(Data entries)
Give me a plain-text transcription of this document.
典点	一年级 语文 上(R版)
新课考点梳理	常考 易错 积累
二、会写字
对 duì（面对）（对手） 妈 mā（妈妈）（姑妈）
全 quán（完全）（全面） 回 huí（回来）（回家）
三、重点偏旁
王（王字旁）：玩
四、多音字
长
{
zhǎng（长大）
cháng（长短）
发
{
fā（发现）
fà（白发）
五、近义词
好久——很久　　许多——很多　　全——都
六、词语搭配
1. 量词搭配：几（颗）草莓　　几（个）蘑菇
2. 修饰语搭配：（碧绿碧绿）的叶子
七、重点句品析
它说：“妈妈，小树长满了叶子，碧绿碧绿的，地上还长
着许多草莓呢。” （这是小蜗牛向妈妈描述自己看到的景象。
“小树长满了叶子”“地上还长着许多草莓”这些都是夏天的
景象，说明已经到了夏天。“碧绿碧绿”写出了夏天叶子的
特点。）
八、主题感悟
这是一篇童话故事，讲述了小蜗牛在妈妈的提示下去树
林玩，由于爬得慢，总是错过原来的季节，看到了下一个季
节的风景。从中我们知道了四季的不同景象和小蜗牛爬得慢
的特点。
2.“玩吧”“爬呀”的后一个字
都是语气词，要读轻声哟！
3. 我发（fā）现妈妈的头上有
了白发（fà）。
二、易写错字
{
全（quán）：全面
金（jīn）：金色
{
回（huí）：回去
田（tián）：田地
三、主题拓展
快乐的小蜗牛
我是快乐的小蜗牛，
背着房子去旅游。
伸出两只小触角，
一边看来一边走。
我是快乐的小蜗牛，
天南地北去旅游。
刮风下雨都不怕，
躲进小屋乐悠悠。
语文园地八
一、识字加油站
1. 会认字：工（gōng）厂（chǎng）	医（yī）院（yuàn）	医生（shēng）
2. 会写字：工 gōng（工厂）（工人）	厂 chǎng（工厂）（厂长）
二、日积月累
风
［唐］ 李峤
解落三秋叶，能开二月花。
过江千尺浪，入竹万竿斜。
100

▶ [Required work] Your task is to collect every line above that contains the word "小树长满了叶子".

▶ [Result below]
它说：“妈妈，小树长满了叶子，碧绿碧绿的，地上还长
“小树长满了叶子”“地上还长着许多草莓”这些都是夏天的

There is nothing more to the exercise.